RECORDS TO USE:
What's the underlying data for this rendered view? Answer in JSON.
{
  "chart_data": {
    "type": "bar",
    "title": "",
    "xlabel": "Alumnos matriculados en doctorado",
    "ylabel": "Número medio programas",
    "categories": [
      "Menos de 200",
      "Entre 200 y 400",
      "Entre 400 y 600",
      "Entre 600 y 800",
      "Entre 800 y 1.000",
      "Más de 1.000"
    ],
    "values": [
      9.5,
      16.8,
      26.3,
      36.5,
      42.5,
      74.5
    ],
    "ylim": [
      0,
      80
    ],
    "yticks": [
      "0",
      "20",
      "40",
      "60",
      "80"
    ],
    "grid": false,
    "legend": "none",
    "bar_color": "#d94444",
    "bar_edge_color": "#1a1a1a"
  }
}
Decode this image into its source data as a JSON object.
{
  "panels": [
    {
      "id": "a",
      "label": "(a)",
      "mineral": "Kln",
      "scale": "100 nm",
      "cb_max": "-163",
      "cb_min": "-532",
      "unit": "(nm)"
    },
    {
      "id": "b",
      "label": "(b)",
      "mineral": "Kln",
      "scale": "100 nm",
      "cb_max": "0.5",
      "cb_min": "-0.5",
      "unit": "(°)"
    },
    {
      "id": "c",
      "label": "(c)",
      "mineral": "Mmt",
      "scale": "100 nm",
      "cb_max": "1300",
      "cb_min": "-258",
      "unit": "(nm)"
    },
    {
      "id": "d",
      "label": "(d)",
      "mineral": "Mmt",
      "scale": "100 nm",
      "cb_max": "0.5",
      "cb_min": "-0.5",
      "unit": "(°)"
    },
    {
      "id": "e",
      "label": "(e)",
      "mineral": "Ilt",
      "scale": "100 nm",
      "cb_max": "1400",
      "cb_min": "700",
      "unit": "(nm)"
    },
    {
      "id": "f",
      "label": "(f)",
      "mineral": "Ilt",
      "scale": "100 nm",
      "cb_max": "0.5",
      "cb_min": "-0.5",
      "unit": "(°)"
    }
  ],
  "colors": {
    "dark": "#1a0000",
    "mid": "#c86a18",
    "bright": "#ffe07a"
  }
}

AIM: Every line that holds the word "this" should be extracted.

TASK ANSWER:
What's the underlying data for this rendered view? Answer in JSON.
Decode this image into its source data as a JSON object.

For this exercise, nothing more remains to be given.